Tally the lines containing "xlabel" and report the number alone.
Material for this task start
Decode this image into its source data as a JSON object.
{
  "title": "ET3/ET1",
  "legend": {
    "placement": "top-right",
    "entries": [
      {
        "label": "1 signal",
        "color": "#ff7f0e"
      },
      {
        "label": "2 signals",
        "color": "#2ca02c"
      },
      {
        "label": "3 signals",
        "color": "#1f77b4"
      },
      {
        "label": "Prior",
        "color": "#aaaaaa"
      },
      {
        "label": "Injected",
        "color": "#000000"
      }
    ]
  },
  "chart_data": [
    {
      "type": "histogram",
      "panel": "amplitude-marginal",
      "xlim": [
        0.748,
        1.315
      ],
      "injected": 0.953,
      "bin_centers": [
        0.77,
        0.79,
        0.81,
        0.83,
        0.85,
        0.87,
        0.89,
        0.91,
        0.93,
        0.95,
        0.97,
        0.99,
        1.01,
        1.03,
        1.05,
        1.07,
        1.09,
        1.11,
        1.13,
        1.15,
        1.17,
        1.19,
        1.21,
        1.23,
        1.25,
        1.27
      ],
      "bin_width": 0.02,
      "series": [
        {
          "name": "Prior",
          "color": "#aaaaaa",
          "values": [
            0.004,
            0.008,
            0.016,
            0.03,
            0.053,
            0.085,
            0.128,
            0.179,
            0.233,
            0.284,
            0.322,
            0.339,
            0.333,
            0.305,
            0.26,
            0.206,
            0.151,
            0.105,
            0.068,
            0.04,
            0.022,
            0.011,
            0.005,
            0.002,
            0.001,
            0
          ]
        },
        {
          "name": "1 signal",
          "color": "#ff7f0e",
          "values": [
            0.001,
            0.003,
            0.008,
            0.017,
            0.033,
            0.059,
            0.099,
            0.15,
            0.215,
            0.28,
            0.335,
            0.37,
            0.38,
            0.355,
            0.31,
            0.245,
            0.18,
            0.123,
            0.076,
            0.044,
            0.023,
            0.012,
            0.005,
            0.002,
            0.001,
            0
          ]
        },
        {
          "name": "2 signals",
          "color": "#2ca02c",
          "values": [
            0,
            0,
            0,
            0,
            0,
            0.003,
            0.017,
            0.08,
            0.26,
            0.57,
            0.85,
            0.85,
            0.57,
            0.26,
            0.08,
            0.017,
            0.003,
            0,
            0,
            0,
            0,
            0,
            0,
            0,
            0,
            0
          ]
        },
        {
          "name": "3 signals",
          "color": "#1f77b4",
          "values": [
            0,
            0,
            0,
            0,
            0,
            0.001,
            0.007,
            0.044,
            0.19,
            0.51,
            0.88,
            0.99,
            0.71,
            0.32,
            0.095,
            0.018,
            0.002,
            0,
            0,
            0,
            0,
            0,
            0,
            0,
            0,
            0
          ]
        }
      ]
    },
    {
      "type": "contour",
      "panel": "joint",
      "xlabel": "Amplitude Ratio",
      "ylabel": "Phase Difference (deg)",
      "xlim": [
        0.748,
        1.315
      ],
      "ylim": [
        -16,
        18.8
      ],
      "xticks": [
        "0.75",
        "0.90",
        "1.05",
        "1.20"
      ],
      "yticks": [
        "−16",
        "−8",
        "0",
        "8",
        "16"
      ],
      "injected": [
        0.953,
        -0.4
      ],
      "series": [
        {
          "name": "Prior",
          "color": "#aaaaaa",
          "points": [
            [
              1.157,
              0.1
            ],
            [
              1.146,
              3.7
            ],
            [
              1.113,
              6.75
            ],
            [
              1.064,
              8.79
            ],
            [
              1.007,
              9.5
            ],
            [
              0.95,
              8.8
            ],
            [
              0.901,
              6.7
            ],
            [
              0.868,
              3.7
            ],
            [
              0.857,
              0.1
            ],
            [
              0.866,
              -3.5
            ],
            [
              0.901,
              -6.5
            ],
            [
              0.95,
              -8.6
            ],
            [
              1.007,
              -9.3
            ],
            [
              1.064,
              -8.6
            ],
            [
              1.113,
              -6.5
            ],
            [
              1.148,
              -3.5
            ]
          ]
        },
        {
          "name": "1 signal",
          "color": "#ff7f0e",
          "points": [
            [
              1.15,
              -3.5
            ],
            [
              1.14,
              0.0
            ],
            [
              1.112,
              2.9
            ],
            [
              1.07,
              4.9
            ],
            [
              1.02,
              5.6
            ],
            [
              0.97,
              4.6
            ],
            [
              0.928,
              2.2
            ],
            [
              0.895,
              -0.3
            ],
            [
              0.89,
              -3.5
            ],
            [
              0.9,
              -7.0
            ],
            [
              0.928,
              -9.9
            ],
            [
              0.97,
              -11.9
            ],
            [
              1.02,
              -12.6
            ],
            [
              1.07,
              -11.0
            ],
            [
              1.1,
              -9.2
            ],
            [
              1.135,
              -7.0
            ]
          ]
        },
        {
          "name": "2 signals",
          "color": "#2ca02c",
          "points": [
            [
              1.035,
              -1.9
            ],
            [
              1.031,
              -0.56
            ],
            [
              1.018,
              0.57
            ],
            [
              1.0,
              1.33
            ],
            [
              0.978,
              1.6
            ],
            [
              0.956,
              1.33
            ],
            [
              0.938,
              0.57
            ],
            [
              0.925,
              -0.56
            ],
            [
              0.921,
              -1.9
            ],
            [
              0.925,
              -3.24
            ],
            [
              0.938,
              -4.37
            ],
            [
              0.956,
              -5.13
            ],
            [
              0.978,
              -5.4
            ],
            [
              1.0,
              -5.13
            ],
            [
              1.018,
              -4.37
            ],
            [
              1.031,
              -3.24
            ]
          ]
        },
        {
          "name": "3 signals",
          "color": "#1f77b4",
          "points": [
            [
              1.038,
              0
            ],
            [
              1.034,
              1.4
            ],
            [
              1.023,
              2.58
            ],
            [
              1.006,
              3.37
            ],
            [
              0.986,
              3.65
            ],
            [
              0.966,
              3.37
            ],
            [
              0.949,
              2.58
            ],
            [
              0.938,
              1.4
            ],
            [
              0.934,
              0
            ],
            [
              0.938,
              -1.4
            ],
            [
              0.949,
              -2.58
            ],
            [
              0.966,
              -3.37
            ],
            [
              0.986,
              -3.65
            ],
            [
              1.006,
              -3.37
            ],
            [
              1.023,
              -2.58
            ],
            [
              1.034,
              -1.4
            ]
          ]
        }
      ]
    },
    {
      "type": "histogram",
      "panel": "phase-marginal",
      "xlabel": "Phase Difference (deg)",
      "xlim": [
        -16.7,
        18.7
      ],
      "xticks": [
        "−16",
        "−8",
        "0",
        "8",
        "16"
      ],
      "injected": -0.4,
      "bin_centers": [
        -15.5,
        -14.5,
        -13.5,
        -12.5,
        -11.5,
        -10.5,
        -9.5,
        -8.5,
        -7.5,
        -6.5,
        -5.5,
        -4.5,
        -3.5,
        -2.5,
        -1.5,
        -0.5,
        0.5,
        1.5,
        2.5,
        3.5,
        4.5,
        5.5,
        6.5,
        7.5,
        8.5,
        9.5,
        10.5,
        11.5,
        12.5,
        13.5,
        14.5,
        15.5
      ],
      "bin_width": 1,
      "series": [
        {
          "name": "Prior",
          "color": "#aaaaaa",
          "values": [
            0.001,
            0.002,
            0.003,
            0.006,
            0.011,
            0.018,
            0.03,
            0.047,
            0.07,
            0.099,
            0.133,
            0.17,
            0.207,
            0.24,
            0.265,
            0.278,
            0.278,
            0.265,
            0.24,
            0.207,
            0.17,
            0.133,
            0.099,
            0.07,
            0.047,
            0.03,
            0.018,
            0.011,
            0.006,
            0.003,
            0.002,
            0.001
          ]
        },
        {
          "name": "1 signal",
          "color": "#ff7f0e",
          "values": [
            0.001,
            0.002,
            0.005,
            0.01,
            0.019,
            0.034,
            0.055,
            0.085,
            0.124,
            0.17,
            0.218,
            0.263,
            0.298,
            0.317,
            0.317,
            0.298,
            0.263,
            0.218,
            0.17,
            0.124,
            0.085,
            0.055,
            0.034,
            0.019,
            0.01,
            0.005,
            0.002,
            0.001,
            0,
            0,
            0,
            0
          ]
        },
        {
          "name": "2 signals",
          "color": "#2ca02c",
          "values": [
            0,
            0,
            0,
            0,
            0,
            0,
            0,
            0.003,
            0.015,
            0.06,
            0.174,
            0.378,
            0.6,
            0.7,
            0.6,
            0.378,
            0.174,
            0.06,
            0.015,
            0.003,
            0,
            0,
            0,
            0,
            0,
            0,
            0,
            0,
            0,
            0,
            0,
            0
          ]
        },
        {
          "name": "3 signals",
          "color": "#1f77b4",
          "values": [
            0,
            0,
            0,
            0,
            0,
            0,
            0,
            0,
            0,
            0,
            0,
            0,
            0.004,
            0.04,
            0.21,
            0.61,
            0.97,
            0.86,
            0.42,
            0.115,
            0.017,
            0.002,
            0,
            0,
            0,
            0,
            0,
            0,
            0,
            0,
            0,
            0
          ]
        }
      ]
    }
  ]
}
Material for this task end
■ The reply:
2